WHAT IS BEING ASKED >> Please print exactly the lines running from the one that contains "What text is on this page?" to the end of the data, with both lines included.

RECORDS PROVIDED >>
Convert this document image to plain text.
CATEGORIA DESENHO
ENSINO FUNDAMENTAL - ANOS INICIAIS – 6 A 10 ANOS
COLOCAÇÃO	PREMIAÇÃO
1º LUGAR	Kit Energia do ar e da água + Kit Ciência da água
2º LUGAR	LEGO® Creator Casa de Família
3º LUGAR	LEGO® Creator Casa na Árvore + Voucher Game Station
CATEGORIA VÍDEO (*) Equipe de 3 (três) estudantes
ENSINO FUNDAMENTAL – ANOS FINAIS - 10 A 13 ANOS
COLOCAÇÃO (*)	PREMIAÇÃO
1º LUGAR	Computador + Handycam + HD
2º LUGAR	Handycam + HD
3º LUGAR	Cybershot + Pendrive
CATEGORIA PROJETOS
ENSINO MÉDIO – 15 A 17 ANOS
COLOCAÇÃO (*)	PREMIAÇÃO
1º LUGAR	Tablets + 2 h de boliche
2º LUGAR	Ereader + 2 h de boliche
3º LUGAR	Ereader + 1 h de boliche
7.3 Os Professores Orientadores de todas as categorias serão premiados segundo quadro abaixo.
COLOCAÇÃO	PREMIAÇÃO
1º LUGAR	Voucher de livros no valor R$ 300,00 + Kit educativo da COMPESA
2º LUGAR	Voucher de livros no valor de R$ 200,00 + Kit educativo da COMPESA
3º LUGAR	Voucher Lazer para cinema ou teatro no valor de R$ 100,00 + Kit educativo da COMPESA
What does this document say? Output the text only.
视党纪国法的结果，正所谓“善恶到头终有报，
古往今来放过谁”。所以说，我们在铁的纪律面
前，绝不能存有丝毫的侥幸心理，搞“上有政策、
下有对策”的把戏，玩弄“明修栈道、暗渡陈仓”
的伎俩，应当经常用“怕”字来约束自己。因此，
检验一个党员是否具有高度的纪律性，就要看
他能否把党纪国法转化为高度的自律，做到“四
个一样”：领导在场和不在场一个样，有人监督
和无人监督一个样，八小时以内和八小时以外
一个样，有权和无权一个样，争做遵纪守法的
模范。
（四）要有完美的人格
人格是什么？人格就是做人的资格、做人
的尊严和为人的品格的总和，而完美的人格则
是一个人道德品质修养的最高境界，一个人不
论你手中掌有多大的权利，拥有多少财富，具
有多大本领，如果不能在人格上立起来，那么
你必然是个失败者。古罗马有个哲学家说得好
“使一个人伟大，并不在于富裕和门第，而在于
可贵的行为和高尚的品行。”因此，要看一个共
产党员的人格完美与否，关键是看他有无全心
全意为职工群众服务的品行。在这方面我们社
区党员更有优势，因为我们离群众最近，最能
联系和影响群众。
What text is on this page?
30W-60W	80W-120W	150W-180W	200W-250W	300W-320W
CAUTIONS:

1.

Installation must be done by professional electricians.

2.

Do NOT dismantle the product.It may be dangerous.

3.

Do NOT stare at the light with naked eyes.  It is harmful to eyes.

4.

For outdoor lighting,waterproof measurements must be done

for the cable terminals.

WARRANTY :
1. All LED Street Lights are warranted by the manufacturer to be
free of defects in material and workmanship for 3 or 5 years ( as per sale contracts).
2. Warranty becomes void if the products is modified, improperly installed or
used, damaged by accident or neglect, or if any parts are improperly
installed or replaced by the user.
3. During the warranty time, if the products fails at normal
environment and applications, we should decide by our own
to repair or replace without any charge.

ANSWER TO THIS PROBLEM >>
What text is on this page?
30W-60W	80W-120W	150W-180W	200W-250W	300W-320W
CAUTIONS:

1.

Installation must be done by professional electricians.

2.

Do NOT dismantle the product.It may be dangerous.

3.

Do NOT stare at the light with naked eyes.  It is harmful to eyes.

4.

For outdoor lighting,waterproof measurements must be done

for the cable terminals.

WARRANTY :
1. All LED Street Lights are warranted by the manufacturer to be
free of defects in material and workmanship for 3 or 5 years ( as per sale contracts).
2. Warranty becomes void if the products is modified, improperly installed or
used, damaged by accident or neglect, or if any parts are improperly
installed or replaced by the user.
3. During the warranty time, if the products fails at normal
environment and applications, we should decide by our own
to repair or replace without any charge.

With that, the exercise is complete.